| What to produce |
Below are some records. Pull every line that contains the word "left".

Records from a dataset
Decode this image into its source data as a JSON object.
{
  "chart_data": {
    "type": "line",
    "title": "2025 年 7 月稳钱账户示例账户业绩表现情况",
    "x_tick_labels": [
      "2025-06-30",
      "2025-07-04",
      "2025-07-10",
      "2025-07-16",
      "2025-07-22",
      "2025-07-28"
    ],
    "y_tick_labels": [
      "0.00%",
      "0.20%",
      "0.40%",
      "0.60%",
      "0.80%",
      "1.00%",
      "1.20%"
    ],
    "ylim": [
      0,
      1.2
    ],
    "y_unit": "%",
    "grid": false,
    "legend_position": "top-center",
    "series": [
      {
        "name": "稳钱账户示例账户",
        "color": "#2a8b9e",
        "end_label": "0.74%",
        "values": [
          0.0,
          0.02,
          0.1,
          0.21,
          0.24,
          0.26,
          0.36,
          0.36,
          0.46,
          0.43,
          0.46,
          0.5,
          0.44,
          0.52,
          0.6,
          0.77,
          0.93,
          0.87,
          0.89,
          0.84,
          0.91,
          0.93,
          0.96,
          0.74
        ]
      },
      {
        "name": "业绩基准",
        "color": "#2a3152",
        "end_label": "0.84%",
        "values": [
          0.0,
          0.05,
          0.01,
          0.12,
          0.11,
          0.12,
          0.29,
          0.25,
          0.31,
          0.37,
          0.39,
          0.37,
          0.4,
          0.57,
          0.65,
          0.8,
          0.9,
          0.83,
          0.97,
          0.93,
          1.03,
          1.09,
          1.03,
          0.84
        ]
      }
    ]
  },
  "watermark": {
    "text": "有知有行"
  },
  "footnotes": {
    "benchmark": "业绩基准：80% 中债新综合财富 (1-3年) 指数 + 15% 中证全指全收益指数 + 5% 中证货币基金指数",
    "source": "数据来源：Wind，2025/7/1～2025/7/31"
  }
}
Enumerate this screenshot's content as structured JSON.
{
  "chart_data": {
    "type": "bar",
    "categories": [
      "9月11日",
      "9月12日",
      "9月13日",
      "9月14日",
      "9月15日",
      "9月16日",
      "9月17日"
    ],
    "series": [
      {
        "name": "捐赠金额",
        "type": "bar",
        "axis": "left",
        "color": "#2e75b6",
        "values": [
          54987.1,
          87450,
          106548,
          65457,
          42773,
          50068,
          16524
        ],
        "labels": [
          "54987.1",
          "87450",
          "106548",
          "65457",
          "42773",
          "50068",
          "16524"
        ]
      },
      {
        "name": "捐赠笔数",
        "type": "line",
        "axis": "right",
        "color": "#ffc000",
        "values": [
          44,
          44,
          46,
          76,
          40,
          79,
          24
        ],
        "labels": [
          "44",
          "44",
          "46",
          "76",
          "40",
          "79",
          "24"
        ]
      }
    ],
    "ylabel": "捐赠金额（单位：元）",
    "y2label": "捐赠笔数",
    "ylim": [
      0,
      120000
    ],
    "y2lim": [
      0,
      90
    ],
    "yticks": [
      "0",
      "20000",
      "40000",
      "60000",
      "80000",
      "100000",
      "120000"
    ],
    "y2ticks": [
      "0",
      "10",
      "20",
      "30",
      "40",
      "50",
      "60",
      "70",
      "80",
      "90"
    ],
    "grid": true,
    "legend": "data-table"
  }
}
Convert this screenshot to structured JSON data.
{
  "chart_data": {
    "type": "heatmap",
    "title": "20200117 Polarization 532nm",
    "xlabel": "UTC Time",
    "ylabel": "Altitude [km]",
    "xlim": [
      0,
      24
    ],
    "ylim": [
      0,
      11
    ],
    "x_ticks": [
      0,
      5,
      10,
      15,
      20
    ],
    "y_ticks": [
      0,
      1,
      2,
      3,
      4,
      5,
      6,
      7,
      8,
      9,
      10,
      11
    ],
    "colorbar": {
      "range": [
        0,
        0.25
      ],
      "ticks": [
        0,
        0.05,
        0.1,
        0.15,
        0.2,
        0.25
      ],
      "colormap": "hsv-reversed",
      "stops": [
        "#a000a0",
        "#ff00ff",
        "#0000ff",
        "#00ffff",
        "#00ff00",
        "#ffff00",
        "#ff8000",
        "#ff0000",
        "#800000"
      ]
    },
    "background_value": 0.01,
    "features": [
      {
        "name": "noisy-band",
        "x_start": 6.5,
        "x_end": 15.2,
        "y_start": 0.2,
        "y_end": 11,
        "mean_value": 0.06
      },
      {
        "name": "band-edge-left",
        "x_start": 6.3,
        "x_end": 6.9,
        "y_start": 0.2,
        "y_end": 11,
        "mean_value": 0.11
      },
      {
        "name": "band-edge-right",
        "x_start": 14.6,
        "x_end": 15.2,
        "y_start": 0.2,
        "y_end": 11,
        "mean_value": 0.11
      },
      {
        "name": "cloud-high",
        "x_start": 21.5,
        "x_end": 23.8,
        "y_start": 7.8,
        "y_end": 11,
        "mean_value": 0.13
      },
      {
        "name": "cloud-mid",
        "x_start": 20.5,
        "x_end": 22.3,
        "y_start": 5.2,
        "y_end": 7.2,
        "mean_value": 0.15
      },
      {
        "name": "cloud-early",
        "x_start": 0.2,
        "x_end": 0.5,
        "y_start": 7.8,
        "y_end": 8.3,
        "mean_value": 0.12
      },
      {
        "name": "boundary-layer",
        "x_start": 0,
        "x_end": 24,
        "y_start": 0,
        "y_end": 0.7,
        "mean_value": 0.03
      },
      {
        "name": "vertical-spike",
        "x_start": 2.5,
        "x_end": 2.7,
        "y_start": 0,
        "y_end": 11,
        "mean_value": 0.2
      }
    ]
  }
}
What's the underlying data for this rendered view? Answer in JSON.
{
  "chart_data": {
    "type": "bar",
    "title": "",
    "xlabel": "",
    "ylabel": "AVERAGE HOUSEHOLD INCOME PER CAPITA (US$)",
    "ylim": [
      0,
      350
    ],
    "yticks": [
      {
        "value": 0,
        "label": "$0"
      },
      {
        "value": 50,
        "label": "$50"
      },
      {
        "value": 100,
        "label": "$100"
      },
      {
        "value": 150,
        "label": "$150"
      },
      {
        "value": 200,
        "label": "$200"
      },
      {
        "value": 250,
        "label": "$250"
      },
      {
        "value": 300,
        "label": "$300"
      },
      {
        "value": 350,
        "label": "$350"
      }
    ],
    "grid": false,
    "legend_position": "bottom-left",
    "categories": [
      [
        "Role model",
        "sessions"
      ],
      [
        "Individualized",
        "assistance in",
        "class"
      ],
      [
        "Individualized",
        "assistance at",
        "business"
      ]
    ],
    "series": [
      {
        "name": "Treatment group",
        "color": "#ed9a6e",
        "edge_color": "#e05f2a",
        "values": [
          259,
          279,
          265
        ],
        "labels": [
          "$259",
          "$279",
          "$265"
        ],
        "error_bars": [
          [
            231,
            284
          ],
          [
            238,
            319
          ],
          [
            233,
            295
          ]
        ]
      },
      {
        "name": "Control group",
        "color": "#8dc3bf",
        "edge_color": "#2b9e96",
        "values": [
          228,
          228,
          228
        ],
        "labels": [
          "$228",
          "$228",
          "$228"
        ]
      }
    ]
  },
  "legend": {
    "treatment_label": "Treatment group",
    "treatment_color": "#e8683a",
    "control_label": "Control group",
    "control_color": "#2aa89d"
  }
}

| Output for this task |
        "axis": "left",
        "name": "band-edge-left",
    "legend_position": "bottom-left",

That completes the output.